--- begin ---

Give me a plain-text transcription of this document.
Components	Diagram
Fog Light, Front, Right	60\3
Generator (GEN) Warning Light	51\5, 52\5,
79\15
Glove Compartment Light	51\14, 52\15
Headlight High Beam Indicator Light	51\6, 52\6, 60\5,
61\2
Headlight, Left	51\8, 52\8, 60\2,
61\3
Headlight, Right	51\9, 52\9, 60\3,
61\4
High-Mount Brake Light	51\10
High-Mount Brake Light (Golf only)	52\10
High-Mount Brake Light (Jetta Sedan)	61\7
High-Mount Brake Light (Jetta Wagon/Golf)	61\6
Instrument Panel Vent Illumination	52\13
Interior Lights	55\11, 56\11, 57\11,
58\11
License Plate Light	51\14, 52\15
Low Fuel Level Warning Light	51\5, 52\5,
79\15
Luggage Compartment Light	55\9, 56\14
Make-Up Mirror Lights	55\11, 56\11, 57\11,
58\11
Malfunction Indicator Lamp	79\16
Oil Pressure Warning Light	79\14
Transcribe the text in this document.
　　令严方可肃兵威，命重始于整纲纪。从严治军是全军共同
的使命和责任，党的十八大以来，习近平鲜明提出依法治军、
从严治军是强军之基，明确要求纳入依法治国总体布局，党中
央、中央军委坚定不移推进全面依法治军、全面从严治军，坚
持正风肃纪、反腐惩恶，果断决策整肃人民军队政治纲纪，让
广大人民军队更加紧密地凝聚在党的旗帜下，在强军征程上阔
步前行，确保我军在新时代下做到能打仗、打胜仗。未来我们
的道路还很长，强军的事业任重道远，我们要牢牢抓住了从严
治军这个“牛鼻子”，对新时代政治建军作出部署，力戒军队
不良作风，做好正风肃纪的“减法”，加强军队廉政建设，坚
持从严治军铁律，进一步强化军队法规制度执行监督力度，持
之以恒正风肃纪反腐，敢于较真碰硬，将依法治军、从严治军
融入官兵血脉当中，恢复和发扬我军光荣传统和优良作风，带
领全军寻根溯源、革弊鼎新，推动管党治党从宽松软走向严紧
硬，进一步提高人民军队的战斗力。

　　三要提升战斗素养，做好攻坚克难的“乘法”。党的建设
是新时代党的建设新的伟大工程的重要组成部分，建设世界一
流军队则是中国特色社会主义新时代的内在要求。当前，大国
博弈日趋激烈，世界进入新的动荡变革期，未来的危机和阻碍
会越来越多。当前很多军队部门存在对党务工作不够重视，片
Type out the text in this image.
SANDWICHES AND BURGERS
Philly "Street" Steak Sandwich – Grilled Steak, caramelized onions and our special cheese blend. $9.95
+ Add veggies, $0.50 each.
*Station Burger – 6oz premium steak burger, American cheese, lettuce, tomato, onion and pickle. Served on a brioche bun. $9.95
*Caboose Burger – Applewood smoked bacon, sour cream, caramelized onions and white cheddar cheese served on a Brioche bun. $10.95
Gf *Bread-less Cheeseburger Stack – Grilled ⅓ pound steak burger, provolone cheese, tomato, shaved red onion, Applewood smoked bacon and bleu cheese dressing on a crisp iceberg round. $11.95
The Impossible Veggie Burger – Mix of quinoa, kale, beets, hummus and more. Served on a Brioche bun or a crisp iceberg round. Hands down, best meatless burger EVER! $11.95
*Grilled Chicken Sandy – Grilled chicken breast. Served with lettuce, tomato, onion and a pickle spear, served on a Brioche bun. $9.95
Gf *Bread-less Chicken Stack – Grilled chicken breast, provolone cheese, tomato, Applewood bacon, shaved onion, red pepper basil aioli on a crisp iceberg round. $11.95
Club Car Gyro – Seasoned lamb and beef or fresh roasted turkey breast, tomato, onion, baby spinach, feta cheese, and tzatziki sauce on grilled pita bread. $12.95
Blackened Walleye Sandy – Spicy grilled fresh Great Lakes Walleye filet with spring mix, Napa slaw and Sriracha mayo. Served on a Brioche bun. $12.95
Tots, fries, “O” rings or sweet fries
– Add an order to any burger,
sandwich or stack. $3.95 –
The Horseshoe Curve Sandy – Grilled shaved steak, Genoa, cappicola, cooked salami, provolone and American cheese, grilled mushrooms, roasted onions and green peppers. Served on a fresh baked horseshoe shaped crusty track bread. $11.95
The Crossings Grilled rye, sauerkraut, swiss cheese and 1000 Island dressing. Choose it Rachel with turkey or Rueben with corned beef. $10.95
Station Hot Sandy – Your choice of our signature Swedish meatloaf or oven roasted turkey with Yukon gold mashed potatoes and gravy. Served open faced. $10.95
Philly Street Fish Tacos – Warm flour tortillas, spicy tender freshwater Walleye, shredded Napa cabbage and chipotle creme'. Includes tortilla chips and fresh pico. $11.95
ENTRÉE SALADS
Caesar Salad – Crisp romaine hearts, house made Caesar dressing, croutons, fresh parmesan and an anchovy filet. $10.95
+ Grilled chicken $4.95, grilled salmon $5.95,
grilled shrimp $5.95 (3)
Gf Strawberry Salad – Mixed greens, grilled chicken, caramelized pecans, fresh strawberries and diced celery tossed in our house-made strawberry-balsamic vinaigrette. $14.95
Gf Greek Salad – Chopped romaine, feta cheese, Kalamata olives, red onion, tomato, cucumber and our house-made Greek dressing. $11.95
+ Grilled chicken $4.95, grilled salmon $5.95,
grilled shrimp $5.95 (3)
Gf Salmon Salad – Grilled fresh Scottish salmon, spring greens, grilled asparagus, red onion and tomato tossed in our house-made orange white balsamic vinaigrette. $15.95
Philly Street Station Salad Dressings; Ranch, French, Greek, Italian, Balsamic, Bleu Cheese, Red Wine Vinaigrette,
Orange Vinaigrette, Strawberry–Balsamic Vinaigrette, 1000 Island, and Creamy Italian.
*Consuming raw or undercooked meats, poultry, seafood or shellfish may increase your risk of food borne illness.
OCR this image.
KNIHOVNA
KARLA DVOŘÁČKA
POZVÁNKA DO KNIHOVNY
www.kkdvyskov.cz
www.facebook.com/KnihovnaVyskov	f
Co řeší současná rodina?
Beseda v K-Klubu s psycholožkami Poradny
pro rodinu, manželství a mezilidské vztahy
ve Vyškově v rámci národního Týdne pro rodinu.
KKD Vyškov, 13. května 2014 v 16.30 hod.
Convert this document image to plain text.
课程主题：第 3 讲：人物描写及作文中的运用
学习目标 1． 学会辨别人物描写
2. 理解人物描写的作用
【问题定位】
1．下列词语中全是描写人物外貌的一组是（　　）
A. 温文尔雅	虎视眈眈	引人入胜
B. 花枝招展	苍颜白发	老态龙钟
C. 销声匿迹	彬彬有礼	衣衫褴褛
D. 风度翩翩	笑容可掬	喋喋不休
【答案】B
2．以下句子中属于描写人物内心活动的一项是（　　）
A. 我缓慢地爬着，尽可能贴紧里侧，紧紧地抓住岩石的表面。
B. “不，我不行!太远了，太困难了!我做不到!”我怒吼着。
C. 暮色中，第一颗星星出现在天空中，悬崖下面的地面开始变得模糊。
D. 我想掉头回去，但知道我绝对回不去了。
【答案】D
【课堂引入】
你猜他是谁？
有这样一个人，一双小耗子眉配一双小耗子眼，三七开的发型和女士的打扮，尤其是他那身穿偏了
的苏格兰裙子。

--- end ---

• **TASK TO COMPLETE**: Nothing may be left out: return each entry exactly as it reads.

• **SOLUTION FOR THIS PROBLEM**:
Give me a plain-text transcription of this document.
Components	Diagram
Fog Light, Front, Right	60\3
Generator (GEN) Warning Light	51\5, 52\5,
79\15
Glove Compartment Light	51\14, 52\15
Headlight High Beam Indicator Light	51\6, 52\6, 60\5,
61\2
Headlight, Left	51\8, 52\8, 60\2,
61\3
Headlight, Right	51\9, 52\9, 60\3,
61\4
High-Mount Brake Light	51\10
High-Mount Brake Light (Golf only)	52\10
High-Mount Brake Light (Jetta Sedan)	61\7
High-Mount Brake Light (Jetta Wagon/Golf)	61\6
Instrument Panel Vent Illumination	52\13
Interior Lights	55\11, 56\11, 57\11,
58\11
License Plate Light	51\14, 52\15
Low Fuel Level Warning Light	51\5, 52\5,
79\15
Luggage Compartment Light	55\9, 56\14
Make-Up Mirror Lights	55\11, 56\11, 57\11,
58\11
Malfunction Indicator Lamp	79\16
Oil Pressure Warning Light	79\14
Transcribe the text in this document.
　　令严方可肃兵威，命重始于整纲纪。从严治军是全军共同
的使命和责任，党的十八大以来，习近平鲜明提出依法治军、
从严治军是强军之基，明确要求纳入依法治国总体布局，党中
央、中央军委坚定不移推进全面依法治军、全面从严治军，坚
持正风肃纪、反腐惩恶，果断决策整肃人民军队政治纲纪，让
广大人民军队更加紧密地凝聚在党的旗帜下，在强军征程上阔
步前行，确保我军在新时代下做到能打仗、打胜仗。未来我们
的道路还很长，强军的事业任重道远，我们要牢牢抓住了从严
治军这个“牛鼻子”，对新时代政治建军作出部署，力戒军队
不良作风，做好正风肃纪的“减法”，加强军队廉政建设，坚
持从严治军铁律，进一步强化军队法规制度执行监督力度，持
之以恒正风肃纪反腐，敢于较真碰硬，将依法治军、从严治军
融入官兵血脉当中，恢复和发扬我军光荣传统和优良作风，带
领全军寻根溯源、革弊鼎新，推动管党治党从宽松软走向严紧
硬，进一步提高人民军队的战斗力。

　　三要提升战斗素养，做好攻坚克难的“乘法”。党的建设
是新时代党的建设新的伟大工程的重要组成部分，建设世界一
流军队则是中国特色社会主义新时代的内在要求。当前，大国
博弈日趋激烈，世界进入新的动荡变革期，未来的危机和阻碍
会越来越多。当前很多军队部门存在对党务工作不够重视，片
Type out the text in this image.
SANDWICHES AND BURGERS
Philly "Street" Steak Sandwich – Grilled Steak, caramelized onions and our special cheese blend. $9.95
+ Add veggies, $0.50 each.
*Station Burger – 6oz premium steak burger, American cheese, lettuce, tomato, onion and pickle. Served on a brioche bun. $9.95
*Caboose Burger – Applewood smoked bacon, sour cream, caramelized onions and white cheddar cheese served on a Brioche bun. $10.95
Gf *Bread-less Cheeseburger Stack – Grilled ⅓ pound steak burger, provolone cheese, tomato, shaved red onion, Applewood smoked bacon and bleu cheese dressing on a crisp iceberg round. $11.95
The Impossible Veggie Burger – Mix of quinoa, kale, beets, hummus and more. Served on a Brioche bun or a crisp iceberg round. Hands down, best meatless burger EVER! $11.95
*Grilled Chicken Sandy – Grilled chicken breast. Served with lettuce, tomato, onion and a pickle spear, served on a Brioche bun. $9.95
Gf *Bread-less Chicken Stack – Grilled chicken breast, provolone cheese, tomato, Applewood bacon, shaved onion, red pepper basil aioli on a crisp iceberg round. $11.95
Club Car Gyro – Seasoned lamb and beef or fresh roasted turkey breast, tomato, onion, baby spinach, feta cheese, and tzatziki sauce on grilled pita bread. $12.95
Blackened Walleye Sandy – Spicy grilled fresh Great Lakes Walleye filet with spring mix, Napa slaw and Sriracha mayo. Served on a Brioche bun. $12.95
Tots, fries, “O” rings or sweet fries
– Add an order to any burger,
sandwich or stack. $3.95 –
The Horseshoe Curve Sandy – Grilled shaved steak, Genoa, cappicola, cooked salami, provolone and American cheese, grilled mushrooms, roasted onions and green peppers. Served on a fresh baked horseshoe shaped crusty track bread. $11.95
The Crossings Grilled rye, sauerkraut, swiss cheese and 1000 Island dressing. Choose it Rachel with turkey or Rueben with corned beef. $10.95
Station Hot Sandy – Your choice of our signature Swedish meatloaf or oven roasted turkey with Yukon gold mashed potatoes and gravy. Served open faced. $10.95
Philly Street Fish Tacos – Warm flour tortillas, spicy tender freshwater Walleye, shredded Napa cabbage and chipotle creme'. Includes tortilla chips and fresh pico. $11.95
ENTRÉE SALADS
Caesar Salad – Crisp romaine hearts, house made Caesar dressing, croutons, fresh parmesan and an anchovy filet. $10.95
+ Grilled chicken $4.95, grilled salmon $5.95,
grilled shrimp $5.95 (3)
Gf Strawberry Salad – Mixed greens, grilled chicken, caramelized pecans, fresh strawberries and diced celery tossed in our house-made strawberry-balsamic vinaigrette. $14.95
Gf Greek Salad – Chopped romaine, feta cheese, Kalamata olives, red onion, tomato, cucumber and our house-made Greek dressing. $11.95
+ Grilled chicken $4.95, grilled salmon $5.95,
grilled shrimp $5.95 (3)
Gf Salmon Salad – Grilled fresh Scottish salmon, spring greens, grilled asparagus, red onion and tomato tossed in our house-made orange white balsamic vinaigrette. $15.95
Philly Street Station Salad Dressings; Ranch, French, Greek, Italian, Balsamic, Bleu Cheese, Red Wine Vinaigrette,
Orange Vinaigrette, Strawberry–Balsamic Vinaigrette, 1000 Island, and Creamy Italian.
*Consuming raw or undercooked meats, poultry, seafood or shellfish may increase your risk of food borne illness.
OCR this image.
KNIHOVNA
KARLA DVOŘÁČKA
POZVÁNKA DO KNIHOVNY
www.kkdvyskov.cz
www.facebook.com/KnihovnaVyskov	f
Co řeší současná rodina?
Beseda v K-Klubu s psycholožkami Poradny
pro rodinu, manželství a mezilidské vztahy
ve Vyškově v rámci národního Týdne pro rodinu.
KKD Vyškov, 13. května 2014 v 16.30 hod.
Convert this document image to plain text.
课程主题：第 3 讲：人物描写及作文中的运用
学习目标 1． 学会辨别人物描写
2. 理解人物描写的作用
【问题定位】
1．下列词语中全是描写人物外貌的一组是（　　）
A. 温文尔雅	虎视眈眈	引人入胜
B. 花枝招展	苍颜白发	老态龙钟
C. 销声匿迹	彬彬有礼	衣衫褴褛
D. 风度翩翩	笑容可掬	喋喋不休
【答案】B
2．以下句子中属于描写人物内心活动的一项是（　　）
A. 我缓慢地爬着，尽可能贴紧里侧，紧紧地抓住岩石的表面。
B. “不，我不行!太远了，太困难了!我做不到!”我怒吼着。
C. 暮色中，第一颗星星出现在天空中，悬崖下面的地面开始变得模糊。
D. 我想掉头回去，但知道我绝对回不去了。
【答案】D
【课堂引入】
你猜他是谁？
有这样一个人，一双小耗子眉配一双小耗子眼，三七开的发型和女士的打扮，尤其是他那身穿偏了
的苏格兰裙子。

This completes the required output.